## DATA FOR THE TASK

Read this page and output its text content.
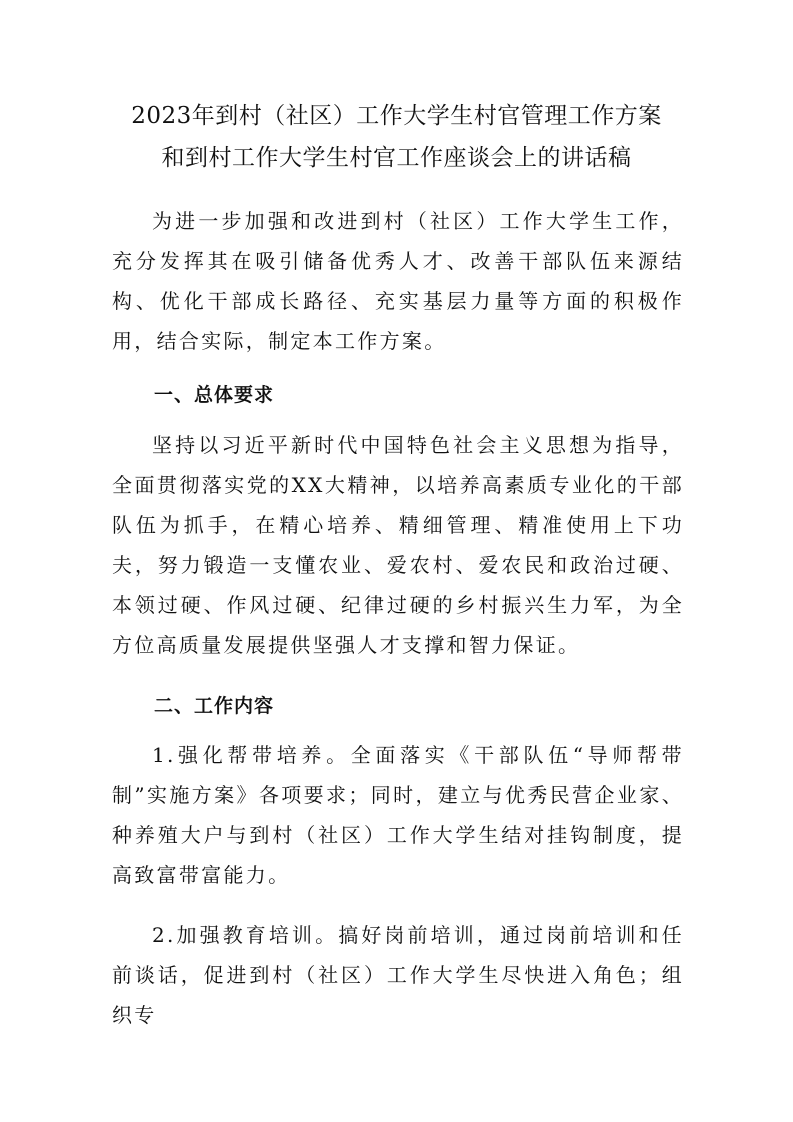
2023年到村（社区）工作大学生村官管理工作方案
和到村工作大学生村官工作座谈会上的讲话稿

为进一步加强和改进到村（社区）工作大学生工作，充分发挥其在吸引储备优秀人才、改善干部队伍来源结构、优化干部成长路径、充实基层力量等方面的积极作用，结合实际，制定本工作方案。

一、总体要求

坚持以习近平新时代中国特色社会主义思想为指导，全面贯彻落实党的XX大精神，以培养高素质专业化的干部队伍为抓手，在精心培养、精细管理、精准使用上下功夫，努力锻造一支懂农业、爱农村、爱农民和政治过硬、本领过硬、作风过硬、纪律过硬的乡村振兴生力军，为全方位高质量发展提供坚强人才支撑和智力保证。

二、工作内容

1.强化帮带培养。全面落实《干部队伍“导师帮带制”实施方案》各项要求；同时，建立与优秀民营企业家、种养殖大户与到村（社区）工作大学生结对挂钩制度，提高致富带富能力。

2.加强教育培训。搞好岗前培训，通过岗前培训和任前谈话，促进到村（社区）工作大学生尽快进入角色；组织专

* * *

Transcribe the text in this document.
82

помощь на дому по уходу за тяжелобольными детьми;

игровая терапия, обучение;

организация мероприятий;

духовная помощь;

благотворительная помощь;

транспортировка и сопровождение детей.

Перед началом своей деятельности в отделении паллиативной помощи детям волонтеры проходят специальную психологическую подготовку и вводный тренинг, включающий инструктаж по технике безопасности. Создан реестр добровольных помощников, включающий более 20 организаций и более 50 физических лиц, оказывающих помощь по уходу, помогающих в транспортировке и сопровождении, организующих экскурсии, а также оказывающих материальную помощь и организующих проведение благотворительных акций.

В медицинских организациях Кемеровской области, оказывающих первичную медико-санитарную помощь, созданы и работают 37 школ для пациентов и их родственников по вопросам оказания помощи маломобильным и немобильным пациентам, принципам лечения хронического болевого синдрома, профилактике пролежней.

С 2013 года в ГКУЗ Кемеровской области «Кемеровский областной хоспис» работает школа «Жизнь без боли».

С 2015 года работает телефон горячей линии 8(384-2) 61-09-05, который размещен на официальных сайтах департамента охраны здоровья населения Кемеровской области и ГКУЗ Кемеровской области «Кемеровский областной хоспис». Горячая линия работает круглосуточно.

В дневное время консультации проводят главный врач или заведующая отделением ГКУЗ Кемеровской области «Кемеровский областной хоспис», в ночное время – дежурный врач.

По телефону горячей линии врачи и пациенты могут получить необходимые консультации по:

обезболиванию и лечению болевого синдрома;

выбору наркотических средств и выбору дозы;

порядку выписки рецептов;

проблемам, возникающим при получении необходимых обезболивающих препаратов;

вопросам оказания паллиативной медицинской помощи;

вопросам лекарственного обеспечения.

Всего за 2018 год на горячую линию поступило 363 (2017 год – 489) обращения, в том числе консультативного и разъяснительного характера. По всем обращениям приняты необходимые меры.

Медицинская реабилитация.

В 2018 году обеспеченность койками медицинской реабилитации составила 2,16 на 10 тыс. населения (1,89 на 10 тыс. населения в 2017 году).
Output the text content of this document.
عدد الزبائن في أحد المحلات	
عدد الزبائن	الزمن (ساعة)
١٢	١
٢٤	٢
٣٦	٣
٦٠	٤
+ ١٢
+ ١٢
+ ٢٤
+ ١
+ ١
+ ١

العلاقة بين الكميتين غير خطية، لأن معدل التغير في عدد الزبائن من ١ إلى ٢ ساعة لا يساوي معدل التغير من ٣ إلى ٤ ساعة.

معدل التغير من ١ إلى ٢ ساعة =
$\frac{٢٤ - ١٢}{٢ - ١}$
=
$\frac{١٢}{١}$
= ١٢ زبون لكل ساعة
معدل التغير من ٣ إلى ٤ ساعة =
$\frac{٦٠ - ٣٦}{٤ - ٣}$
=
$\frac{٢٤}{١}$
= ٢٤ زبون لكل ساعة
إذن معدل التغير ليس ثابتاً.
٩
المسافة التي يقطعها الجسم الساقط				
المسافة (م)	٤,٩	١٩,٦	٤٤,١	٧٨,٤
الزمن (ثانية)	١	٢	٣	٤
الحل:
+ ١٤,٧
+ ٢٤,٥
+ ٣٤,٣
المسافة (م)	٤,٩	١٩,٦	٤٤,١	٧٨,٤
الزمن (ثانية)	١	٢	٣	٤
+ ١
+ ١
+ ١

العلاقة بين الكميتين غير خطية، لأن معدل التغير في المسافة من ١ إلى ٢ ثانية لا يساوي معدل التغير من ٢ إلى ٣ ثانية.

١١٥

...

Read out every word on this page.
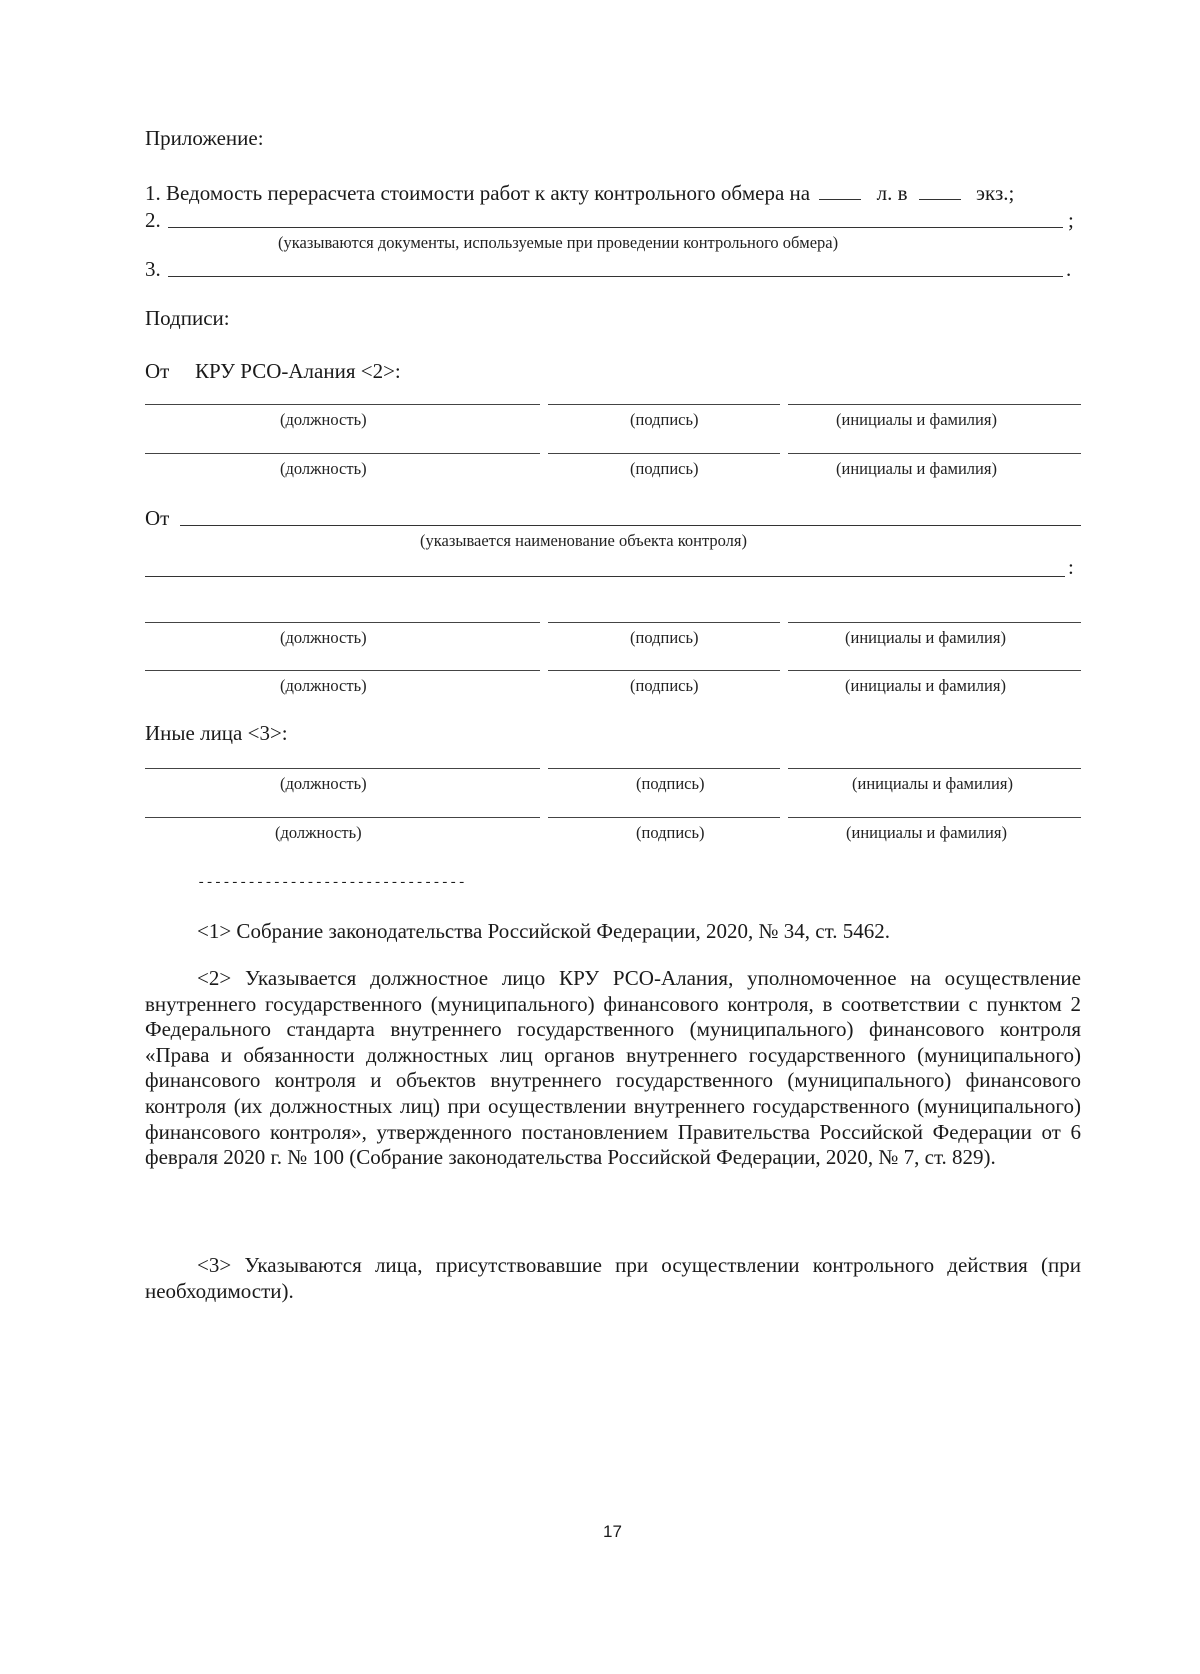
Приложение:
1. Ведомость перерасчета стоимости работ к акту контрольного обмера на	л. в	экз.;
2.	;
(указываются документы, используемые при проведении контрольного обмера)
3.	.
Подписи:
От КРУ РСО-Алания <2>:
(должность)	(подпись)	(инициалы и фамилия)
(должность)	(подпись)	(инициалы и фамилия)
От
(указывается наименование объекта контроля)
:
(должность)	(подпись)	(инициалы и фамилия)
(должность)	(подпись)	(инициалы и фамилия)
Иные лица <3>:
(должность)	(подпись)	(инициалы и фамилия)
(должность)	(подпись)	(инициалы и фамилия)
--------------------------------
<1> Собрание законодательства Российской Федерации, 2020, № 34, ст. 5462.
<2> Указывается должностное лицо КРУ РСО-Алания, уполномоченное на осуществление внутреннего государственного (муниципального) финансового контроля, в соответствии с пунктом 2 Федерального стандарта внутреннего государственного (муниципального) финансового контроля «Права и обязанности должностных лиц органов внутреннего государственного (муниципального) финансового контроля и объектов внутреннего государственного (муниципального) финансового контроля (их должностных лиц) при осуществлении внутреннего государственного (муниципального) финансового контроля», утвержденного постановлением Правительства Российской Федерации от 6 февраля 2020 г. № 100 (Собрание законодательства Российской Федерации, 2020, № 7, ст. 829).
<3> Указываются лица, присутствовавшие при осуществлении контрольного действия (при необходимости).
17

## TASK TO COMPLETE
Give only the number of lines in the records that include the word "content".

## RESULT OF THE TASK
2